■ GOAL OF THE EXERCISE
Reproduce the records word for word, from their first line through the line containing "istruzione-note: (Si risponda: sì, o", including that line.

-- Start MATERIAL TO PROCESS --

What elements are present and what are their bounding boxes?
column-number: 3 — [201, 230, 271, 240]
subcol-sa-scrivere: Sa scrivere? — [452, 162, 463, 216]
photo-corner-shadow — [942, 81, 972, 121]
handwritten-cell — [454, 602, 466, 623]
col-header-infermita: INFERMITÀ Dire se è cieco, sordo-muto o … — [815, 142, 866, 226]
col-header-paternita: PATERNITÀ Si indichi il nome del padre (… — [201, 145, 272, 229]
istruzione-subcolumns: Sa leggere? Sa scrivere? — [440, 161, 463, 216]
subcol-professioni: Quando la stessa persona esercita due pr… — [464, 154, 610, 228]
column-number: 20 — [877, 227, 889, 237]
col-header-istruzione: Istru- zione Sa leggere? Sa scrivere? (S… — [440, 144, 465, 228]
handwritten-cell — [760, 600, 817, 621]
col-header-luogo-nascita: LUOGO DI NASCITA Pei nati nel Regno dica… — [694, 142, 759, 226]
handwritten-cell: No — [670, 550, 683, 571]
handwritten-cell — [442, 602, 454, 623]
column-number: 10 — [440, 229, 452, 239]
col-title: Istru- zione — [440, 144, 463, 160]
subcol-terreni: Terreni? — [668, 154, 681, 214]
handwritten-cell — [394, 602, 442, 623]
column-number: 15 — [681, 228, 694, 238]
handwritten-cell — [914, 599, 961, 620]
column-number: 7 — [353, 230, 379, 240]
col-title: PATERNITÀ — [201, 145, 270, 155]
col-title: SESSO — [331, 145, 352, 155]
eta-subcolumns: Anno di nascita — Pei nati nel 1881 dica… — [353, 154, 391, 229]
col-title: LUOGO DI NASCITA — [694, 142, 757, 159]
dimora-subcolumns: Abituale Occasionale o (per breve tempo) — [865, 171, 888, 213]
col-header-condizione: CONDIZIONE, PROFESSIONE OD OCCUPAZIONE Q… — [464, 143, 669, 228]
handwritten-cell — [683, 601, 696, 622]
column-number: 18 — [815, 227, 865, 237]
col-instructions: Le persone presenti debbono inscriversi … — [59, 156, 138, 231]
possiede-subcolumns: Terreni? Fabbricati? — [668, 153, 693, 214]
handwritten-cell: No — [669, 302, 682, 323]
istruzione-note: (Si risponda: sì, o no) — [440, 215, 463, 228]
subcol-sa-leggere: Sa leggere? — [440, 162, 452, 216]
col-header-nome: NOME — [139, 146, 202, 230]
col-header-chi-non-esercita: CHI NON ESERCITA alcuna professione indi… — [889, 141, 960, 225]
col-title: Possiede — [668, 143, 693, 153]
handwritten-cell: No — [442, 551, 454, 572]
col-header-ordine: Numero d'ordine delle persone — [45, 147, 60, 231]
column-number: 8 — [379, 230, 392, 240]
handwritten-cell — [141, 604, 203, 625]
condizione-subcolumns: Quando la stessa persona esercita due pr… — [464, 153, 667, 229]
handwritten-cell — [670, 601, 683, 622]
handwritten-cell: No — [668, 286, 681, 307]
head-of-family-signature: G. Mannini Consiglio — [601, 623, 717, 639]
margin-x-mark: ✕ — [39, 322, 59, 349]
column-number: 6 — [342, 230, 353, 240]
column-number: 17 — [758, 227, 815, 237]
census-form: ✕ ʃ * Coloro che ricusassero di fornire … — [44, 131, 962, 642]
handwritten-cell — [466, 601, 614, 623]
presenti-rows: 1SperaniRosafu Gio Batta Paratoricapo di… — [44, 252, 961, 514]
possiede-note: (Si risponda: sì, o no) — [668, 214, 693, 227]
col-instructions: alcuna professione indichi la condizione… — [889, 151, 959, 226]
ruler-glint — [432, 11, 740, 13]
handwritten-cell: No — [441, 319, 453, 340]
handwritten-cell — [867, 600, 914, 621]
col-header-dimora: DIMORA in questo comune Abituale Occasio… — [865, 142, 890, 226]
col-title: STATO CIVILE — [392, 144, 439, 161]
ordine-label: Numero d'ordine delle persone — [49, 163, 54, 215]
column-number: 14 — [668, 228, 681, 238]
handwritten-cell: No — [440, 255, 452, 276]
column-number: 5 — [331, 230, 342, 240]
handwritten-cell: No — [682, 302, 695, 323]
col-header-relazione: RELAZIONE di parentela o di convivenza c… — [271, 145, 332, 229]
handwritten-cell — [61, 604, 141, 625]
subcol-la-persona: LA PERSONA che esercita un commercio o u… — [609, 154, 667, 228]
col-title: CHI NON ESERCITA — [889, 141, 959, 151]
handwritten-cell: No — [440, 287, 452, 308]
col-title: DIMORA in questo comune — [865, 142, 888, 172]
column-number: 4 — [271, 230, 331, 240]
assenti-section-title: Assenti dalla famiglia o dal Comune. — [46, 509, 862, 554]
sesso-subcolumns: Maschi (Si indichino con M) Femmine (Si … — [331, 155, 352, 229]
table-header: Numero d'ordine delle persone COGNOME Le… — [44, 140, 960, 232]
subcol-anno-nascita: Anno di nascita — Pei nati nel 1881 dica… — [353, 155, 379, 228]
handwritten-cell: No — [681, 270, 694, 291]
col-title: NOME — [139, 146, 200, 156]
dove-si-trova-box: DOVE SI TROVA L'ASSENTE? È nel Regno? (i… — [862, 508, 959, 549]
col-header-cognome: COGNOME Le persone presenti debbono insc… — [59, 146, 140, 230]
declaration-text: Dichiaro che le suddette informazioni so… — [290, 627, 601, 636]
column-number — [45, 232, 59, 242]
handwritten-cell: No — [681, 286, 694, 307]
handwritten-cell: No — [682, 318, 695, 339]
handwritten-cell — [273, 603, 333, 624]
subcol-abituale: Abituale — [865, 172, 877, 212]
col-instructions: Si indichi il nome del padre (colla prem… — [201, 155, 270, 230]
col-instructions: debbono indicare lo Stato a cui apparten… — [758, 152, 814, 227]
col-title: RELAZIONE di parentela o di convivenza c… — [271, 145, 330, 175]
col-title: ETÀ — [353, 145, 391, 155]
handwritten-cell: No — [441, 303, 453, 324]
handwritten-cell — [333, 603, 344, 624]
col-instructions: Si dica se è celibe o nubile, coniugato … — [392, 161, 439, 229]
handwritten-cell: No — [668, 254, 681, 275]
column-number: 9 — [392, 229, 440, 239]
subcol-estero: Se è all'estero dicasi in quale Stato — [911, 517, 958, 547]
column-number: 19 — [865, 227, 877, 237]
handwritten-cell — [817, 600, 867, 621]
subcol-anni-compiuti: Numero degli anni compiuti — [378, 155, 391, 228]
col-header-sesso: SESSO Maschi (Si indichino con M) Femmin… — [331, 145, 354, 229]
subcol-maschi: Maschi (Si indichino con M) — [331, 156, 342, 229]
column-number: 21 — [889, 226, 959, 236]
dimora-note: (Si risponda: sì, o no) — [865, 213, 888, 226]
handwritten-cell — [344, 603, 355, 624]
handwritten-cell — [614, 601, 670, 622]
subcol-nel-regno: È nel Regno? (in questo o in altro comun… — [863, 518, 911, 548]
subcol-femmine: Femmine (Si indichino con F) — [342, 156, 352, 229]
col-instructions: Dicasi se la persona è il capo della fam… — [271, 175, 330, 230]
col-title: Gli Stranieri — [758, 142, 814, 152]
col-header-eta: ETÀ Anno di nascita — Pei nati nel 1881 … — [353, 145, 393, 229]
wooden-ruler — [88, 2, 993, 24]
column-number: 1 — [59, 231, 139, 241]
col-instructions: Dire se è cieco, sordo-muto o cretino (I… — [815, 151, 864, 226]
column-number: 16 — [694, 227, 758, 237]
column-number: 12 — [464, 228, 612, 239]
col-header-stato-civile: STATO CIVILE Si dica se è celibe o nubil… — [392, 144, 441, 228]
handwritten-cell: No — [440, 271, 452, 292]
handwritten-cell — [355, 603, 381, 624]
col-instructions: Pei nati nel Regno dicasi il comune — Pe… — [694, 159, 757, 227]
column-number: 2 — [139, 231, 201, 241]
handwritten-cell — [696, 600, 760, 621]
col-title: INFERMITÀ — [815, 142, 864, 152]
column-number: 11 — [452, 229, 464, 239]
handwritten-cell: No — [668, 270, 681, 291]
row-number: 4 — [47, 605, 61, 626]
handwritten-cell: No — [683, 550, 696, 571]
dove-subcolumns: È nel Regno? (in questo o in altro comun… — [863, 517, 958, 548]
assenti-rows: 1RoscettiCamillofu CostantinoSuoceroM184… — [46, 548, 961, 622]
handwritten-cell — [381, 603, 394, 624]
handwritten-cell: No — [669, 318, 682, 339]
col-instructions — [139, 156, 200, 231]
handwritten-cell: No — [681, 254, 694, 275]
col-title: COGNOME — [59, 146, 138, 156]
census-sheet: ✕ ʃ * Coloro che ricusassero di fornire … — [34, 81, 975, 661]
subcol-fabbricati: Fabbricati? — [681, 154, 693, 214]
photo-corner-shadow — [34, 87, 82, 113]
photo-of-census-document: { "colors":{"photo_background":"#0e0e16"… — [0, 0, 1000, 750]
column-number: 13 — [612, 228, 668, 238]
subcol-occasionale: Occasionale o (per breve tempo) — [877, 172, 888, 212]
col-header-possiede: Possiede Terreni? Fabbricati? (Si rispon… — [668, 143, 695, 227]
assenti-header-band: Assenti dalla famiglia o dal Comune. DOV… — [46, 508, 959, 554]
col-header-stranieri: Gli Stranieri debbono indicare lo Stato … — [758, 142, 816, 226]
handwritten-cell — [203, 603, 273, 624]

-- End MATERIAL TO PROCESS --

■ EXPECTED OUTPUT
What elements are present and what are their bounding boxes?
column-number: 3 — [201, 230, 271, 240]
subcol-sa-scrivere: Sa scrivere? — [452, 162, 463, 216]
photo-corner-shadow — [942, 81, 972, 121]
handwritten-cell — [454, 602, 466, 623]
col-header-infermita: INFERMITÀ Dire se è cieco, sordo-muto o … — [815, 142, 866, 226]
col-header-paternita: PATERNITÀ Si indichi il nome del padre (… — [201, 145, 272, 229]
istruzione-subcolumns: Sa leggere? Sa scrivere? — [440, 161, 463, 216]
subcol-professioni: Quando la stessa persona esercita due pr… — [464, 154, 610, 228]
column-number: 20 — [877, 227, 889, 237]
col-header-istruzione: Istru- zione Sa leggere? Sa scrivere? (S… — [440, 144, 465, 228]
handwritten-cell — [760, 600, 817, 621]
col-header-luogo-nascita: LUOGO DI NASCITA Pei nati nel Regno dica… — [694, 142, 759, 226]
handwritten-cell: No — [670, 550, 683, 571]
handwritten-cell — [442, 602, 454, 623]
column-number: 10 — [440, 229, 452, 239]
col-title: Istru- zione — [440, 144, 463, 160]
subcol-terreni: Terreni? — [668, 154, 681, 214]
handwritten-cell — [394, 602, 442, 623]
column-number: 15 — [681, 228, 694, 238]
handwritten-cell — [914, 599, 961, 620]
column-number: 7 — [353, 230, 379, 240]
col-title: PATERNITÀ — [201, 145, 270, 155]
col-title: SESSO — [331, 145, 352, 155]
eta-subcolumns: Anno di nascita — Pei nati nel 1881 dica… — [353, 154, 391, 229]
col-title: LUOGO DI NASCITA — [694, 142, 757, 159]
dimora-subcolumns: Abituale Occasionale o (per breve tempo) — [865, 171, 888, 213]
col-header-condizione: CONDIZIONE, PROFESSIONE OD OCCUPAZIONE Q… — [464, 143, 669, 228]
handwritten-cell — [683, 601, 696, 622]
column-number: 18 — [815, 227, 865, 237]
col-instructions: Le persone presenti debbono inscriversi … — [59, 156, 138, 231]
possiede-subcolumns: Terreni? Fabbricati? — [668, 153, 693, 214]
handwritten-cell: No — [669, 302, 682, 323]
istruzione-note: (Si risponda: sì, o no) — [440, 215, 463, 228]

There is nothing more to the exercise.